** begin **
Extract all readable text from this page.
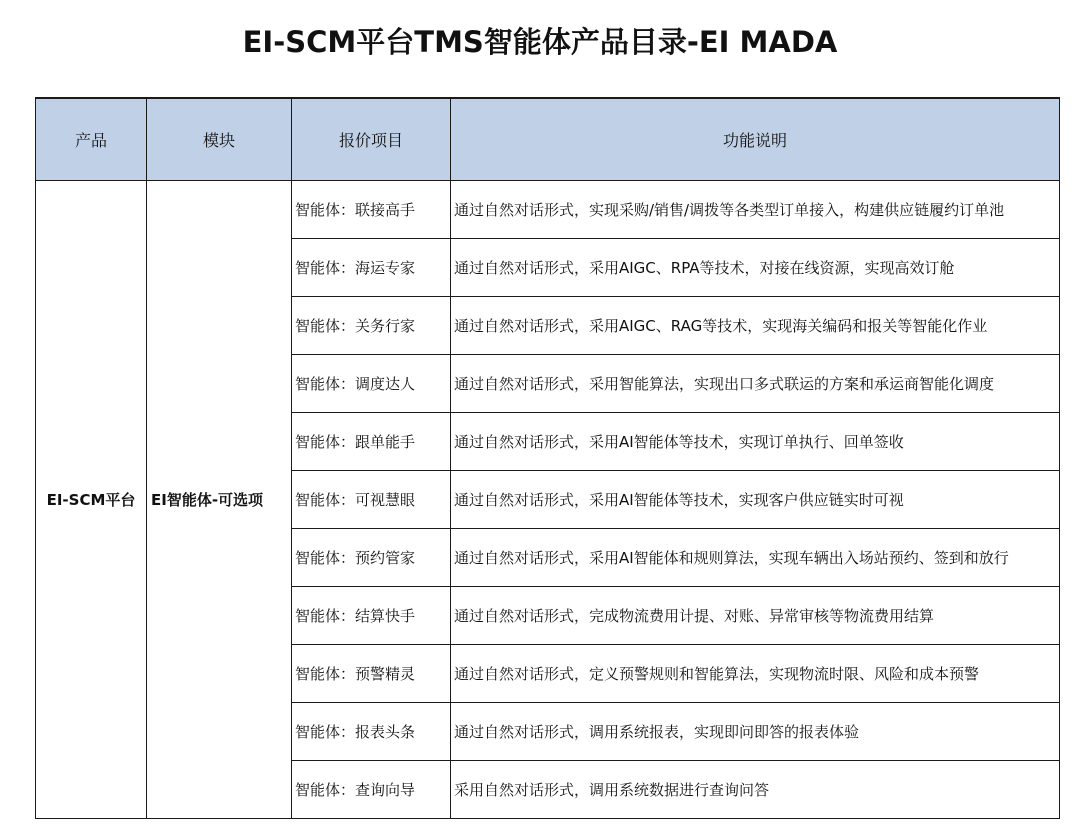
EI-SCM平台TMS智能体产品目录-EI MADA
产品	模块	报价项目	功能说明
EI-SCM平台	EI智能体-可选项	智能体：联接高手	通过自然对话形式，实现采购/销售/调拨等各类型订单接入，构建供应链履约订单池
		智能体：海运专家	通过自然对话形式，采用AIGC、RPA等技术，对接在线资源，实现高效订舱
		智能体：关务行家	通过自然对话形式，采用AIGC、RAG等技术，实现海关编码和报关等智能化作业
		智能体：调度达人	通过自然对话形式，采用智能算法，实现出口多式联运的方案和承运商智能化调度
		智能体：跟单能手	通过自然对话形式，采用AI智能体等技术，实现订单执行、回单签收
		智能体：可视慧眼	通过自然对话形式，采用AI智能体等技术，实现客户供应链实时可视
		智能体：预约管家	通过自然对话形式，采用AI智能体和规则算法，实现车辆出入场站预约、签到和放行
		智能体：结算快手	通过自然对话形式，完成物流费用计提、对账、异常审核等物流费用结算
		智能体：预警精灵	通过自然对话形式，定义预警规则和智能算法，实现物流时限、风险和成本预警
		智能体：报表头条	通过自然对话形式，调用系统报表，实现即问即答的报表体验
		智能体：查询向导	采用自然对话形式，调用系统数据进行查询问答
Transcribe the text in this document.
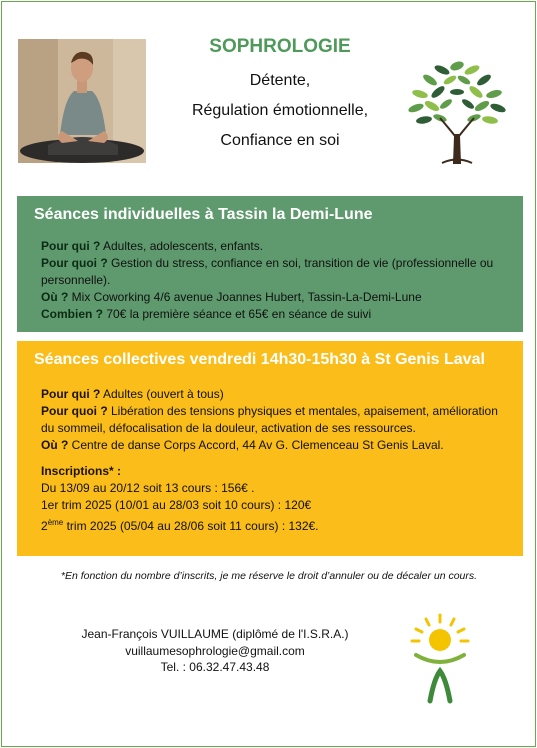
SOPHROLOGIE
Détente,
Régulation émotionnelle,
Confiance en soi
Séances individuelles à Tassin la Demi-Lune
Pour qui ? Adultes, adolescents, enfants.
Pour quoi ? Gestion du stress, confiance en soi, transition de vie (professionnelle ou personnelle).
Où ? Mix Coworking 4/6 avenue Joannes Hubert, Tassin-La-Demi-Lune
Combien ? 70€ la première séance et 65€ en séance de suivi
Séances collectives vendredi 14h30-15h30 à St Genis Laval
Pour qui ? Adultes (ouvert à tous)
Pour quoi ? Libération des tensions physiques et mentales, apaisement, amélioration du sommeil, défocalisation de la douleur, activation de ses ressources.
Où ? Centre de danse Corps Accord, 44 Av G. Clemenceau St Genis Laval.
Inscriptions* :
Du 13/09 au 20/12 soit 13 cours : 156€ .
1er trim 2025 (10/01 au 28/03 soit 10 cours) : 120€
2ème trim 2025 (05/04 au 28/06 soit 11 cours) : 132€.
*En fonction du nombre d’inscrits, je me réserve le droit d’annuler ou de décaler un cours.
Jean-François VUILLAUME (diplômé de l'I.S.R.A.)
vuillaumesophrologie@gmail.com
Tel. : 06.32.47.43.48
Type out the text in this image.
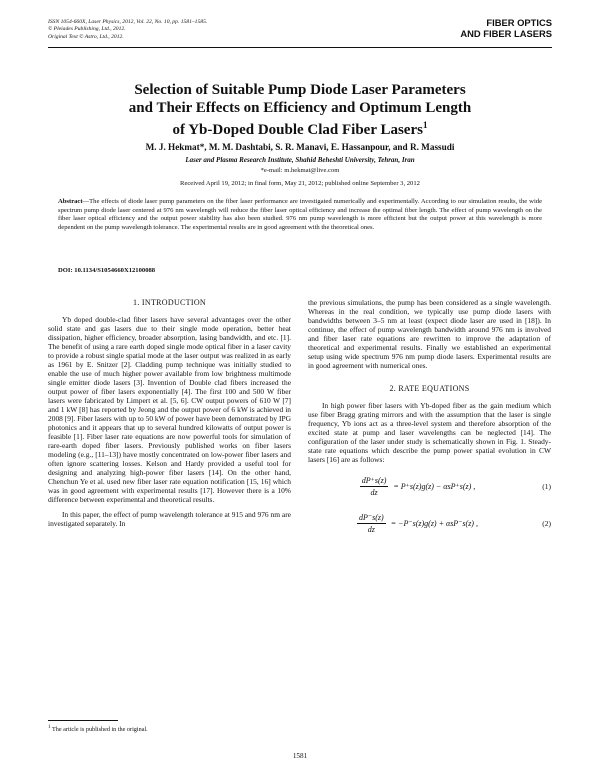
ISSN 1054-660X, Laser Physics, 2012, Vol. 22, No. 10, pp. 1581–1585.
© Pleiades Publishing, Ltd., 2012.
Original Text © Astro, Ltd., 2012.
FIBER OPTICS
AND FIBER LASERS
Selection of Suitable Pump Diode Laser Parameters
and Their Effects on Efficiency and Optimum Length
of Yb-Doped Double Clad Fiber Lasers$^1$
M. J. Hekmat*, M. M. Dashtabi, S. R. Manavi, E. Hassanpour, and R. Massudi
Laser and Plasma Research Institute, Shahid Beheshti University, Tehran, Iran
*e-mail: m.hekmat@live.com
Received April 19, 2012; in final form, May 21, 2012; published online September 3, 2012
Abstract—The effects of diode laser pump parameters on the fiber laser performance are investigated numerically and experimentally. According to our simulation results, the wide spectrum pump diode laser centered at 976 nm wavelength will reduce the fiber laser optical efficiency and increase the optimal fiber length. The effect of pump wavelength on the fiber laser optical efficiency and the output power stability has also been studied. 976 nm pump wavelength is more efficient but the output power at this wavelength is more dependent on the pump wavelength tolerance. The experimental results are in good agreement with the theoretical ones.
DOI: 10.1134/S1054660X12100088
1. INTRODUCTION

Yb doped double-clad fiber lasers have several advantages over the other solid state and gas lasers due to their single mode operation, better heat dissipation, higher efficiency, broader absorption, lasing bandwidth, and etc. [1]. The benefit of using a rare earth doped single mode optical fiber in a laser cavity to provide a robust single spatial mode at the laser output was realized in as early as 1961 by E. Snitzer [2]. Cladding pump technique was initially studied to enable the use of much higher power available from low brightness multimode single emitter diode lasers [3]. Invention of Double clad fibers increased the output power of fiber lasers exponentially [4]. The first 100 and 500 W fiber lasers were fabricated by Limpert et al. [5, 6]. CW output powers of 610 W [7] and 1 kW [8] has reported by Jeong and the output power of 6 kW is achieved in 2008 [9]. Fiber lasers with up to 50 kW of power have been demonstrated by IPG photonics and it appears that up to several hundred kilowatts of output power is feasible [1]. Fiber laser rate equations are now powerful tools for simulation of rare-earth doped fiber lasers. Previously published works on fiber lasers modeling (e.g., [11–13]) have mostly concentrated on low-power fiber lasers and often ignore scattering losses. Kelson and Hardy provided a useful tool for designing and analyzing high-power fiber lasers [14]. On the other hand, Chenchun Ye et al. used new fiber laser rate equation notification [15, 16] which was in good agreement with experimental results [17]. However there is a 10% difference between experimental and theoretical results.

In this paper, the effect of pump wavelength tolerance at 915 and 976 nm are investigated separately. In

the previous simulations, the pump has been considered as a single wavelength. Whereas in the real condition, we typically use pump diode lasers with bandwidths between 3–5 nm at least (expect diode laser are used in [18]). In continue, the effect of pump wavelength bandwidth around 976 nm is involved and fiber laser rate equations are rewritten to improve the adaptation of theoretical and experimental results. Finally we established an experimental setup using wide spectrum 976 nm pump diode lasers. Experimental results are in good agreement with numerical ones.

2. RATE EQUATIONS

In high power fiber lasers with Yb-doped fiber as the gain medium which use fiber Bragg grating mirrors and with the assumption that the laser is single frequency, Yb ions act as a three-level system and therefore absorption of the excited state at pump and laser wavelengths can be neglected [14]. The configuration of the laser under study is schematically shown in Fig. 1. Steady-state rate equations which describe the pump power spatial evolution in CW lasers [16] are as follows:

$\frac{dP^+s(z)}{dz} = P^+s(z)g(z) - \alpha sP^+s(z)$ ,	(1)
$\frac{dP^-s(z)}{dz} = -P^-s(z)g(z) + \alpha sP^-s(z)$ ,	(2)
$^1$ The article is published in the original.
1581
** end **
• Instruction
Above are some records. Report the number of their lines that include "Demi", and add nothing else.

• Task result
2